#### WRITTEN EXERCISE
Any picture among the records should be left out, please; retype the rest exactly.
▬▬▬
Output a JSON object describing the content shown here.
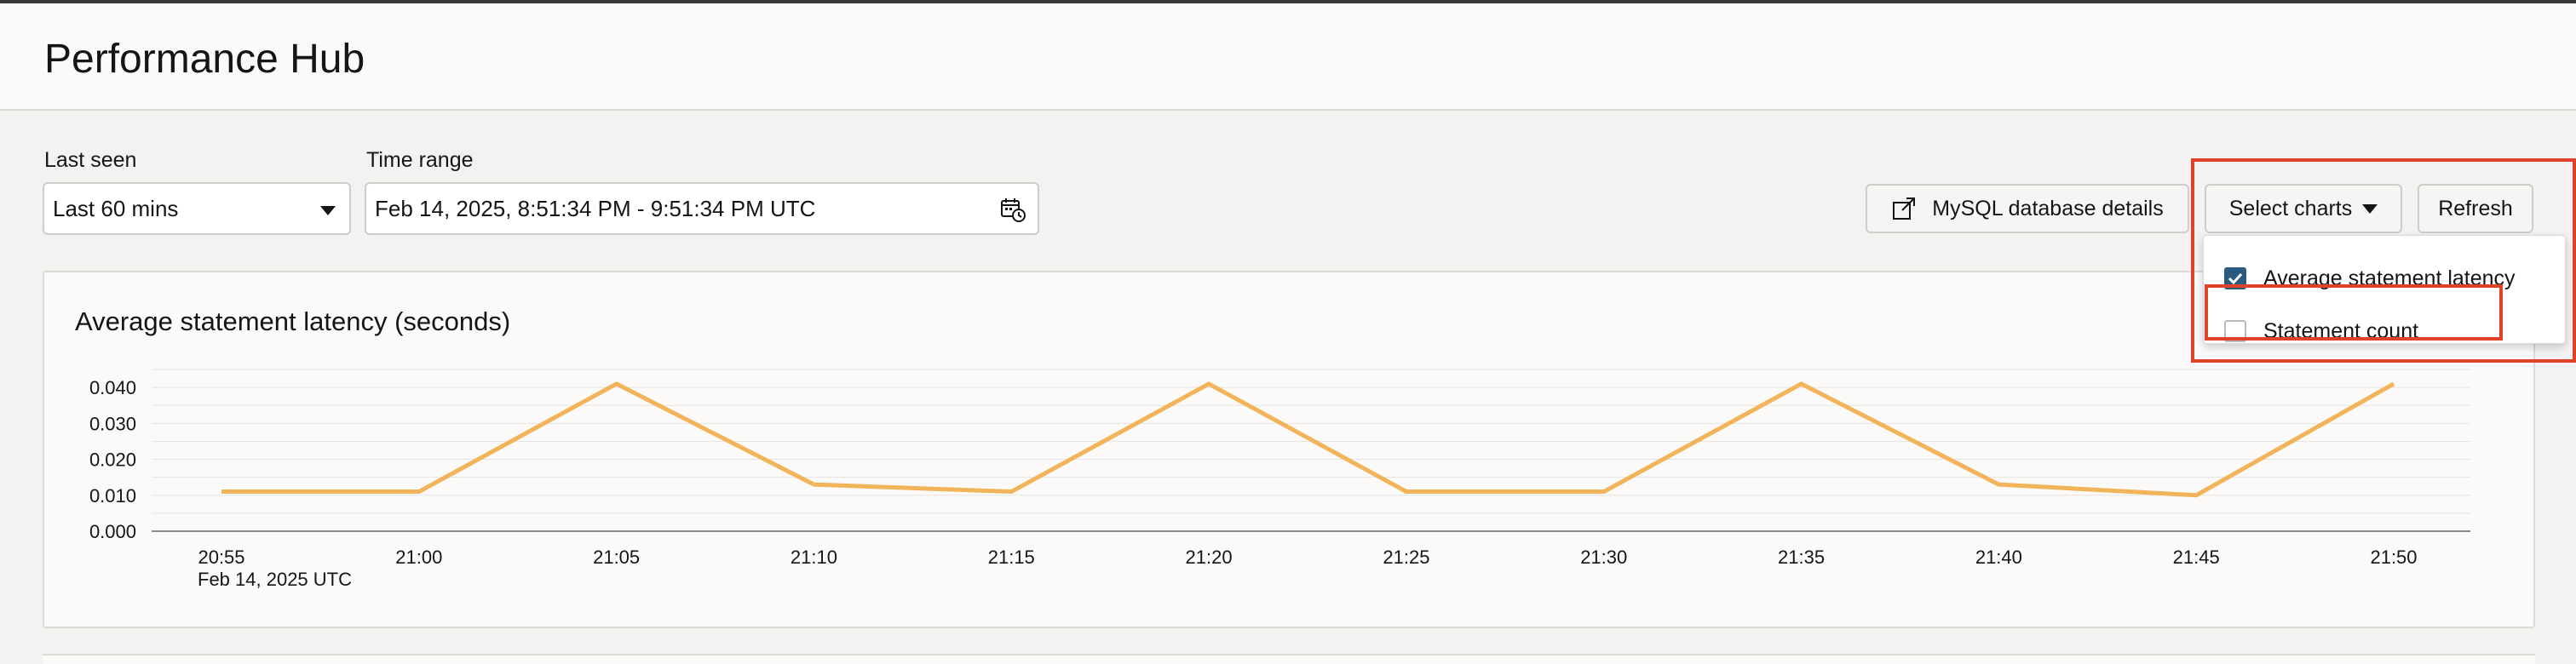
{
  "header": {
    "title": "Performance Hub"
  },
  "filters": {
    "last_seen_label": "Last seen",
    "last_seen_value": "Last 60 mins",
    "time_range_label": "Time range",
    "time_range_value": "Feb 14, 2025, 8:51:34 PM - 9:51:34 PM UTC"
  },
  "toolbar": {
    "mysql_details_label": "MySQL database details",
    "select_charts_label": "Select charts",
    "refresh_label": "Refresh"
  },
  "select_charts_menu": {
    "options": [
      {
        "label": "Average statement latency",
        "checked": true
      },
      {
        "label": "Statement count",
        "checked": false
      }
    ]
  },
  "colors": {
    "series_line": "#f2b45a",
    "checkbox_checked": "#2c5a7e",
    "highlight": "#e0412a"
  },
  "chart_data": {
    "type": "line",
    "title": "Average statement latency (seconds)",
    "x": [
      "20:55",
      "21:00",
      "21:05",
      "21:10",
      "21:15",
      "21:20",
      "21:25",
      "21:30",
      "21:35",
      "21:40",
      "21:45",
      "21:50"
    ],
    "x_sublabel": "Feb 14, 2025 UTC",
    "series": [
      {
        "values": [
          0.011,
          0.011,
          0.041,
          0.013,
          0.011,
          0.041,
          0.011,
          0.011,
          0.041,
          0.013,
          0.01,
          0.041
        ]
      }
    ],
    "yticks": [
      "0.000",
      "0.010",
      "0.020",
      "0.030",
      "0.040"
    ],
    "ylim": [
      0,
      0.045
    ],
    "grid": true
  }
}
▬▬▬
#### ANSWER IN FULL
Output a JSON object describing the content shown here.
{
  "header": {
    "title": "Performance Hub"
  },
  "filters": {
    "last_seen_label": "Last seen",
    "last_seen_value": "Last 60 mins",
    "time_range_label": "Time range",
    "time_range_value": "Feb 14, 2025, 8:51:34 PM - 9:51:34 PM UTC"
  },
  "toolbar": {
    "mysql_details_label": "MySQL database details",
    "select_charts_label": "Select charts",
    "refresh_label": "Refresh"
  },
  "select_charts_menu": {
    "options": [
      {
        "label": "Average statement latency",
        "checked": true
      },
      {
        "label": "Statement count",
        "checked": false
      }
    ]
  },
  "colors": {
    "series_line": "#f2b45a",
    "checkbox_checked": "#2c5a7e",
    "highlight": "#e0412a"
  },
  "chart_data": {
    "type": "line",
    "title": "Average statement latency (seconds)",
    "x": [
      "20:55",
      "21:00",
      "21:05",
      "21:10",
      "21:15",
      "21:20",
      "21:25",
      "21:30",
      "21:35",
      "21:40",
      "21:45",
      "21:50"
    ],
    "x_sublabel": "Feb 14, 2025 UTC",
    "series": [
      {
        "values": [
          0.011,
          0.011,
          0.041,
          0.013,
          0.011,
          0.041,
          0.011,
          0.011,
          0.041,
          0.013,
          0.01,
          0.041
        ]
      }
    ],
    "yticks": [
      "0.000",
      "0.010",
      "0.020",
      "0.030",
      "0.040"
    ],
    "ylim": [
      0,
      0.045
    ],
    "grid": true
  }
}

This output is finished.